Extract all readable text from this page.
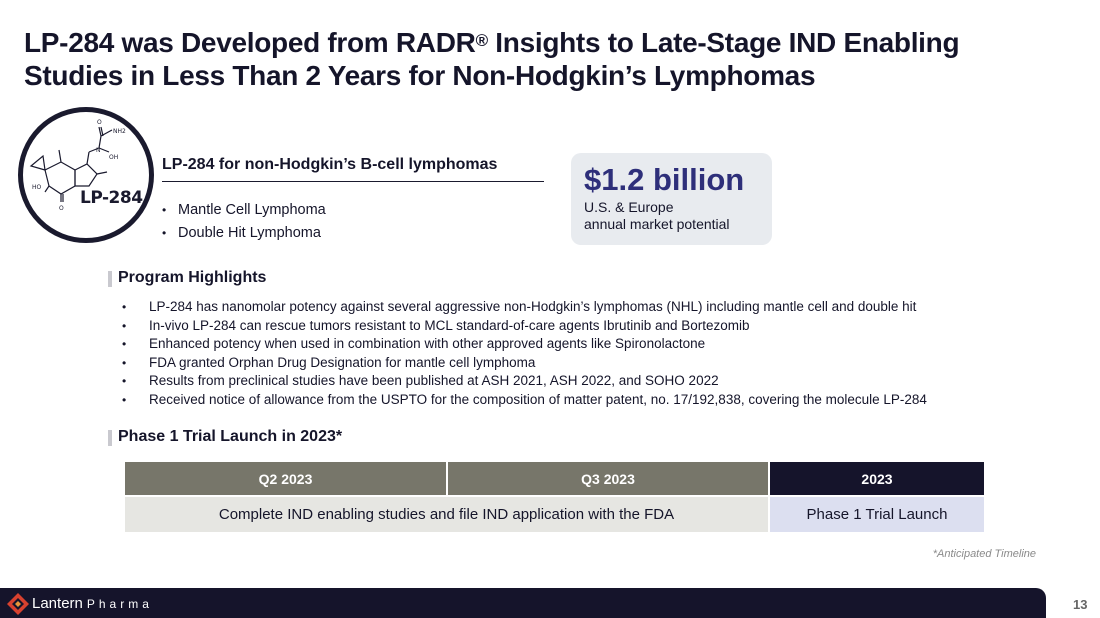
LP-284 was Developed from RADR® Insights to Late-Stage IND Enabling
Studies in Less Than 2 Years for Non-Hodgkin’s Lymphomas
O
NH2
N
OH
HO
O
LP-284
LP-284 for non-Hodgkin’s B-cell lymphomas
• Mantle Cell Lymphoma
• Double Hit Lymphoma
$1.2 billion
U.S. & Europe
annual market potential
Program Highlights
• LP-284 has nanomolar potency against several aggressive non-Hodgkin’s lymphomas (NHL) including mantle cell and double hit
• In-vivo LP-284 can rescue tumors resistant to MCL standard-of-care agents Ibrutinib and Bortezomib
• Enhanced potency when used in combination with other approved agents like Spironolactone
• FDA granted Orphan Drug Designation for mantle cell lymphoma
• Results from preclinical studies have been published at ASH 2021, ASH 2022, and SOHO 2022
• Received notice of allowance from the USPTO for the composition of matter patent, no. 17/192,838, covering the molecule LP-284
Phase 1 Trial Launch in 2023*
Q2 2023	Q3 2023	2023
Complete IND enabling studies and file IND application with the FDA		Phase 1 Trial Launch
*Anticipated Timeline
Lantern Pharma	13
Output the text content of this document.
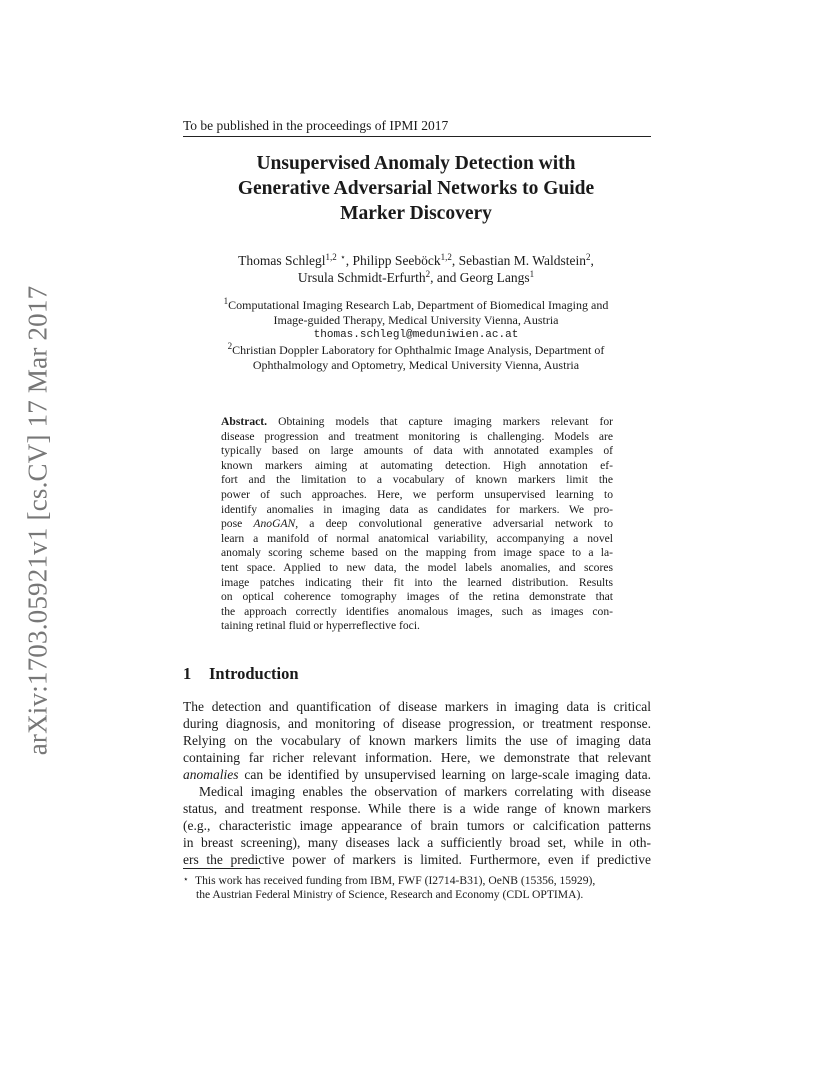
arXiv:1703.05921v1 [cs.CV] 17 Mar 2017
To be published in the proceedings of IPMI 2017
Unsupervised Anomaly Detection with
Generative Adversarial Networks to Guide
Marker Discovery
Thomas Schlegl$^{1,2}$ ⋆, Philipp Seeböck$^{1,2}$, Sebastian M. Waldstein$^2$,
Ursula Schmidt-Erfurth$^2$, and Georg Langs$^1$
$^1$Computational Imaging Research Lab, Department of Biomedical Imaging and
Image-guided Therapy, Medical University Vienna, Austria
thomas.schlegl@meduniwien.ac.at
$^2$Christian Doppler Laboratory for Ophthalmic Image Analysis, Department of
Ophthalmology and Optometry, Medical University Vienna, Austria
Abstract. Obtaining models that capture imaging markers relevant for
disease progression and treatment monitoring is challenging. Models are
typically based on large amounts of data with annotated examples of
known markers aiming at automating detection. High annotation ef-
fort and the limitation to a vocabulary of known markers limit the
power of such approaches. Here, we perform unsupervised learning to
identify anomalies in imaging data as candidates for markers. We pro-
pose AnoGAN, a deep convolutional generative adversarial network to
learn a manifold of normal anatomical variability, accompanying a novel
anomaly scoring scheme based on the mapping from image space to a la-
tent space. Applied to new data, the model labels anomalies, and scores
image patches indicating their fit into the learned distribution. Results
on optical coherence tomography images of the retina demonstrate that
the approach correctly identifies anomalous images, such as images con-
taining retinal fluid or hyperreflective foci.
1 Introduction
The detection and quantification of disease markers in imaging data is critical
during diagnosis, and monitoring of disease progression, or treatment response.
Relying on the vocabulary of known markers limits the use of imaging data
containing far richer relevant information. Here, we demonstrate that relevant
anomalies can be identified by unsupervised learning on large-scale imaging data.
Medical imaging enables the observation of markers correlating with disease
status, and treatment response. While there is a wide range of known markers
(e.g., characteristic image appearance of brain tumors or calcification patterns
in breast screening), many diseases lack a sufficiently broad set, while in oth-
ers the predictive power of markers is limited. Furthermore, even if predictive
⋆ This work has received funding from IBM, FWF (I2714-B31), OeNB (15356, 15929),
the Austrian Federal Ministry of Science, Research and Economy (CDL OPTIMA).
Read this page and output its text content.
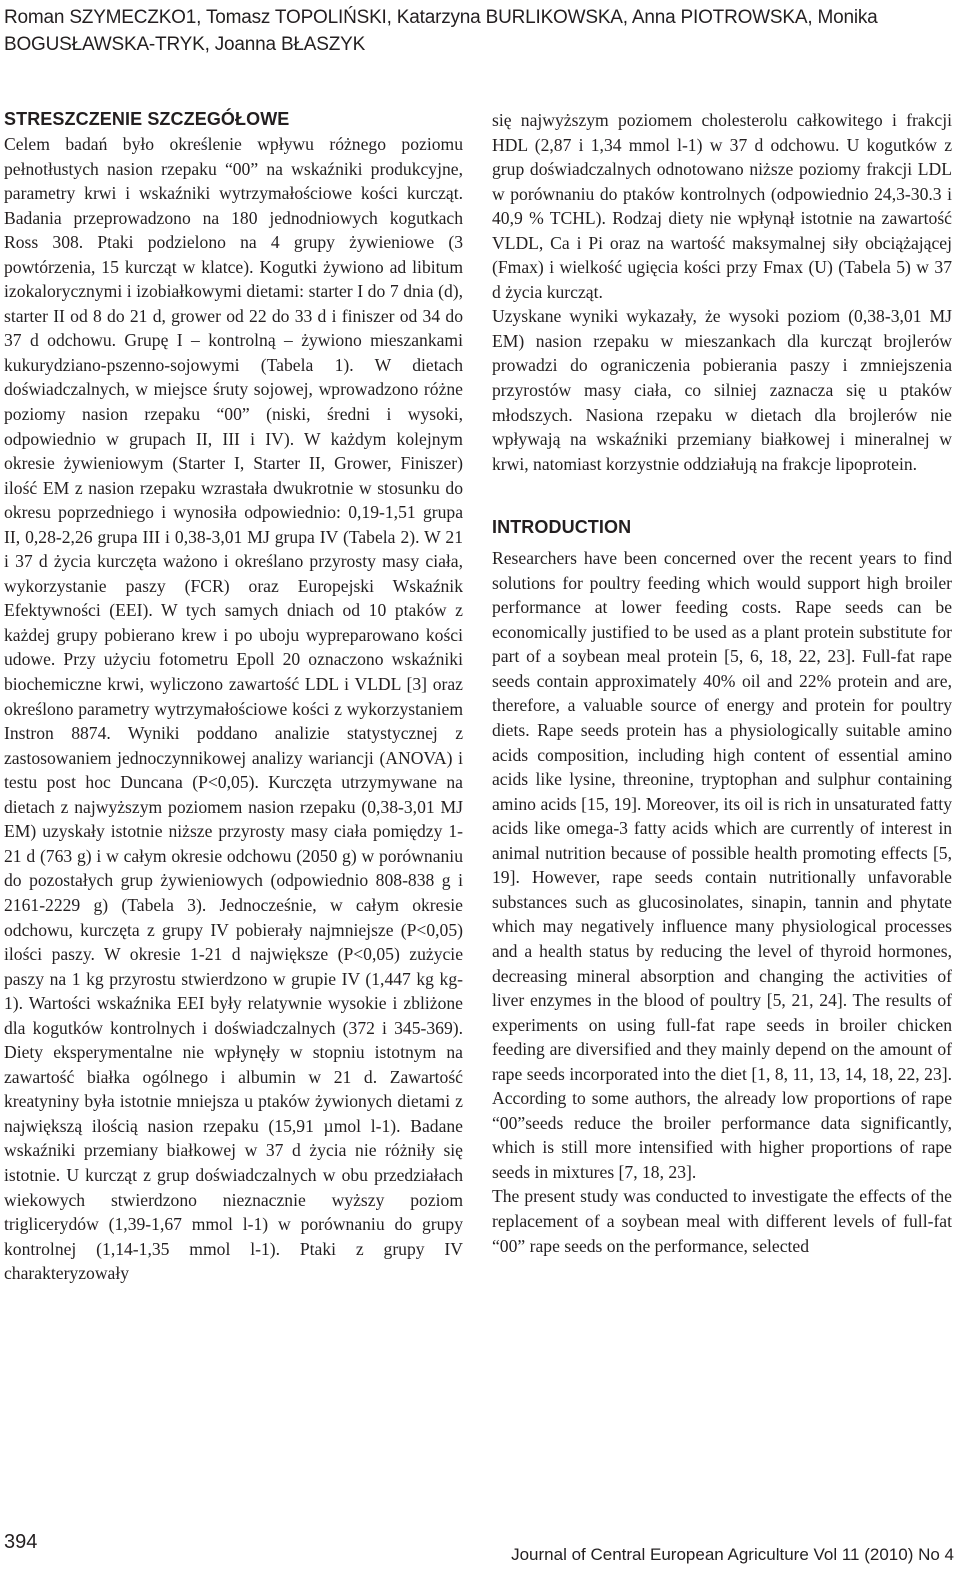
Roman SZYMECZKO1, Tomasz TOPOLIŃSKI, Katarzyna BURLIKOWSKA, Anna PIOTROWSKA, Monika BOGUSŁAWSKA-TRYK, Joanna BŁASZYK
STRESZCZENIE SZCZEGÓŁOWE

Celem badań było określenie wpływu różnego poziomu pełnotłustych nasion rzepaku “00” na wskaźniki produkcyjne, parametry krwi i wskaźniki wytrzymałościowe kości kurcząt. Badania przeprowadzono na 180 jednodniowych kogutkach Ross 308. Ptaki podzielono na 4 grupy żywieniowe (3 powtórzenia, 15 kurcząt w klatce). Kogutki żywiono ad libitum izokalorycznymi i izobiałkowymi dietami: starter I do 7 dnia (d), starter II od 8 do 21 d, grower od 22 do 33 d i finiszer od 34 do 37 d odchowu. Grupę I – kontrolną – żywiono mieszankami kukurydziano-pszenno-sojowymi (Tabela 1). W dietach doświadczalnych, w miejsce śruty sojowej, wprowadzono różne poziomy nasion rzepaku “00” (niski, średni i wysoki, odpowiednio w grupach II, III i IV). W każdym kolejnym okresie żywieniowym (Starter I, Starter II, Grower, Finiszer) ilość EM z nasion rzepaku wzrastała dwukrotnie w stosunku do okresu poprzedniego i wynosiła odpowiednio: 0,19-1,51 grupa II, 0,28-2,26 grupa III i 0,38-3,01 MJ grupa IV (Tabela 2). W 21 i 37 d życia kurczęta ważono i określano przyrosty masy ciała, wykorzystanie paszy (FCR) oraz Europejski Wskaźnik Efektywności (EEI). W tych samych dniach od 10 ptaków z każdej grupy pobierano krew i po uboju wypreparowano kości udowe. Przy użyciu fotometru Epoll 20 oznaczono wskaźniki biochemiczne krwi, wyliczono zawartość LDL i VLDL [3] oraz określono parametry wytrzymałościowe kości z wykorzystaniem Instron 8874. Wyniki poddano analizie statystycznej z zastosowaniem jednoczynnikowej analizy wariancji (ANOVA) i testu post hoc Duncana (P<0,05). Kurczęta utrzymywane na dietach z najwyższym poziomem nasion rzepaku (0,38-3,01 MJ EM) uzyskały istotnie niższe przyrosty masy ciała pomiędzy 1-21 d (763 g) i w całym okresie odchowu (2050 g) w porównaniu do pozostałych grup żywieniowych (odpowiednio 808-838 g i 2161-2229 g) (Tabela 3). Jednocześnie, w całym okresie odchowu, kurczęta z grupy IV pobierały najmniejsze (P<0,05) ilości paszy. W okresie 1-21 d największe (P<0,05) zużycie paszy na 1 kg przyrostu stwierdzono w grupie IV (1,447 kg kg-1). Wartości wskaźnika EEI były relatywnie wysokie i zbliżone dla kogutków kontrolnych i doświadczalnych (372 i 345-369). Diety eksperymentalne nie wpłynęły w stopniu istotnym na zawartość białka ogólnego i albumin w 21 d. Zawartość kreatyniny była istotnie mniejsza u ptaków żywionych dietami z największą ilością nasion rzepaku (15,91 µmol l-1). Badane wskaźniki przemiany białkowej w 37 d życia nie różniły się istotnie. U kurcząt z grup doświadczalnych w obu przedziałach wiekowych stwierdzono nieznacznie wyższy poziom triglicerydów (1,39-1,67 mmol l-1) w porównaniu do grupy kontrolnej (1,14-1,35 mmol l-1). Ptaki z grupy IV charakteryzowały

się najwyższym poziomem cholesterolu całkowitego i frakcji HDL (2,87 i 1,34 mmol l-1) w 37 d odchowu. U kogutków z grup doświadczalnych odnotowano niższe poziomy frakcji LDL w porównaniu do ptaków kontrolnych (odpowiednio 24,3-30.3 i 40,9 % TCHL). Rodzaj diety nie wpłynął istotnie na zawartość VLDL, Ca i Pi oraz na wartość maksymalnej siły obciążającej (Fmax) i wielkość ugięcia kości przy Fmax (U) (Tabela 5) w 37 d życia kurcząt.

Uzyskane wyniki wykazały, że wysoki poziom (0,38-3,01 MJ EM) nasion rzepaku w mieszankach dla kurcząt brojlerów prowadzi do ograniczenia pobierania paszy i zmniejszenia przyrostów masy ciała, co silniej zaznacza się u ptaków młodszych. Nasiona rzepaku w dietach dla brojlerów nie wpływają na wskaźniki przemiany białkowej i mineralnej w krwi, natomiast korzystnie oddziałują na frakcje lipoprotein.

INTRODUCTION

Researchers have been concerned over the recent years to find solutions for poultry feeding which would support high broiler performance at lower feeding costs. Rape seeds can be economically justified to be used as a plant protein substitute for part of a soybean meal protein [5, 6, 18, 22, 23]. Full-fat rape seeds contain approximately 40% oil and 22% protein and are, therefore, a valuable source of energy and protein for poultry diets. Rape seeds protein has a physiologically suitable amino acids composition, including high content of essential amino acids like lysine, threonine, tryptophan and sulphur containing amino acids [15, 19]. Moreover, its oil is rich in unsaturated fatty acids like omega-3 fatty acids which are currently of interest in animal nutrition because of possible health promoting effects [5, 19]. However, rape seeds contain nutritionally unfavorable substances such as glucosinolates, sinapin, tannin and phytate which may negatively influence many physiological processes and a health status by reducing the level of thyroid hormones, decreasing mineral absorption and changing the activities of liver enzymes in the blood of poultry [5, 21, 24]. The results of experiments on using full-fat rape seeds in broiler chicken feeding are diversified and they mainly depend on the amount of rape seeds incorporated into the diet [1, 8, 11, 13, 14, 18, 22, 23]. According to some authors, the already low proportions of rape “00”seeds reduce the broiler performance data significantly, which is still more intensified with higher proportions of rape seeds in mixtures [7, 18, 23].

The present study was conducted to investigate the effects of the replacement of a soybean meal with different levels of full-fat “00” rape seeds on the performance, selected

394
Journal of Central European Agriculture Vol 11 (2010) No 4
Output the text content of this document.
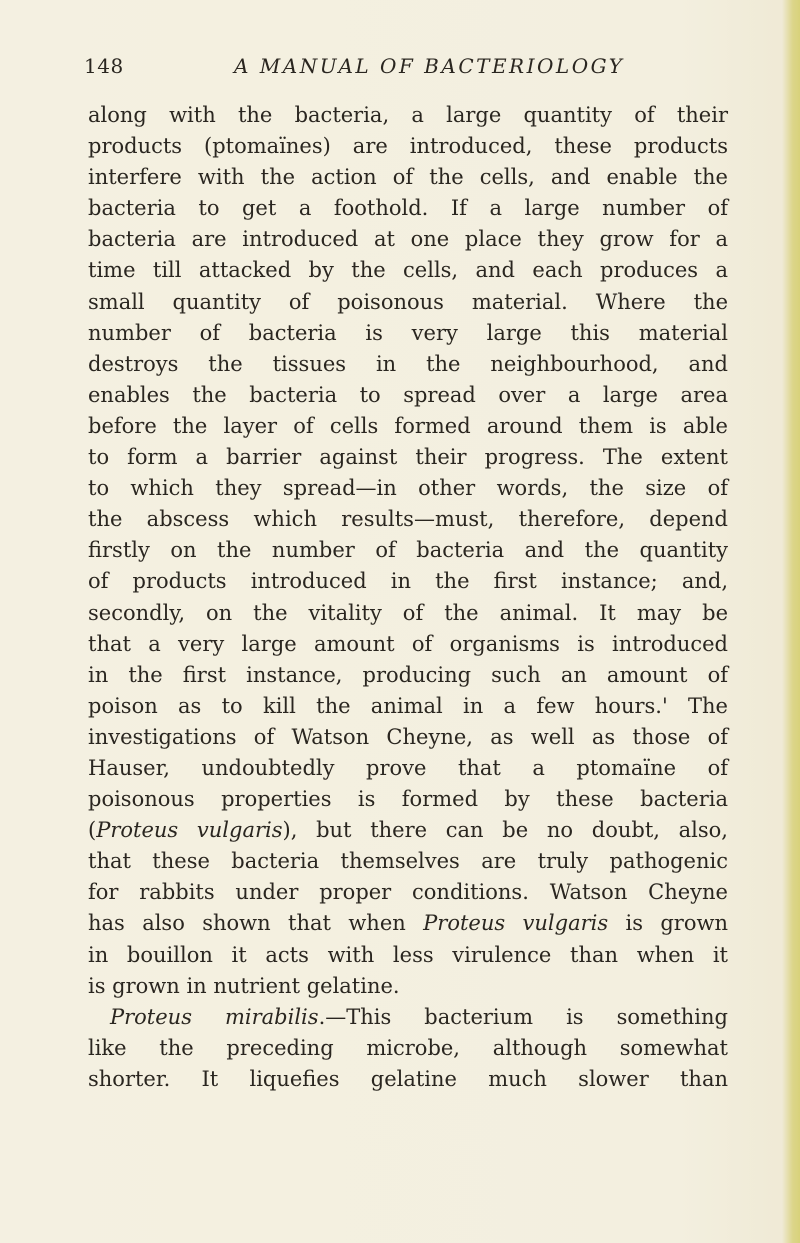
148	A MANUAL OF BACTERIOLOGY
along with the bacteria, a large quantity of their
products (ptomaïnes) are introduced, these products
interfere with the action of the cells, and enable the
bacteria to get a foothold. If a large number of
bacteria are introduced at one place they grow for a
time till attacked by the cells, and each produces a
small quantity of poisonous material. Where the
number of bacteria is very large this material
destroys the tissues in the neighbourhood, and
enables the bacteria to spread over a large area
before the layer of cells formed around them is able
to form a barrier against their progress. The extent
to which they spread—in other words, the size of
the abscess which results—must, therefore, depend
firstly on the number of bacteria and the quantity
of products introduced in the first instance; and,
secondly, on the vitality of the animal. It may be
that a very large amount of organisms is introduced
in the first instance, producing such an amount of
poison as to kill the animal in a few hours.' The
investigations of Watson Cheyne, as well as those of
Hauser, undoubtedly prove that a ptomaïne of
poisonous properties is formed by these bacteria
(Proteus vulgaris), but there can be no doubt, also,
that these bacteria themselves are truly pathogenic
for rabbits under proper conditions. Watson Cheyne
has also shown that when Proteus vulgaris is grown
in bouillon it acts with less virulence than when it
is grown in nutrient gelatine.
Proteus mirabilis.—This bacterium is something
like the preceding microbe, although somewhat
shorter. It liquefies gelatine much slower than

----------

Could you filter the entries above for lines holding the string "animal" and copy them?

Solution for this task:
Researchers have been concerned over the recent years to find solutions for poultry feeding which would support high broiler performance at lower feeding costs. Rape seeds can be economically justified to be used as a plant protein substitute for part of a soybean meal protein [5, 6, 18, 22, 23]. Full-fat rape seeds contain approximately 40% oil and 22% protein and are, therefore, a valuable source of energy and protein for poultry diets. Rape seeds protein has a physiologically suitable amino acids composition, including high content of essential amino acids like lysine, threonine, tryptophan and sulphur containing amino acids [15, 19]. Moreover, its oil is rich in unsaturated fatty acids like omega-3 fatty acids which are currently of interest in animal nutrition because of possible health promoting effects [5, 19]. However, rape seeds contain nutritionally unfavorable substances such as glucosinolates, sinapin, tannin and phytate which may negatively influence many physiological processes and a health status by reducing the level of thyroid hormones, decreasing mineral absorption and changing the activities of liver enzymes in the blood of poultry [5, 21, 24]. The results of experiments on using full-fat rape seeds in broiler chicken feeding are diversified and they mainly depend on the amount of rape seeds incorporated into the diet [1, 8, 11, 13, 14, 18, 22, 23]. According to some authors, the already low proportions of rape “00”seeds reduce the broiler performance data significantly, which is still more intensified with higher proportions of rape seeds in mixtures [7, 18, 23].
secondly, on the vitality of the animal. It may be
poison as to kill the animal in a few hours.' The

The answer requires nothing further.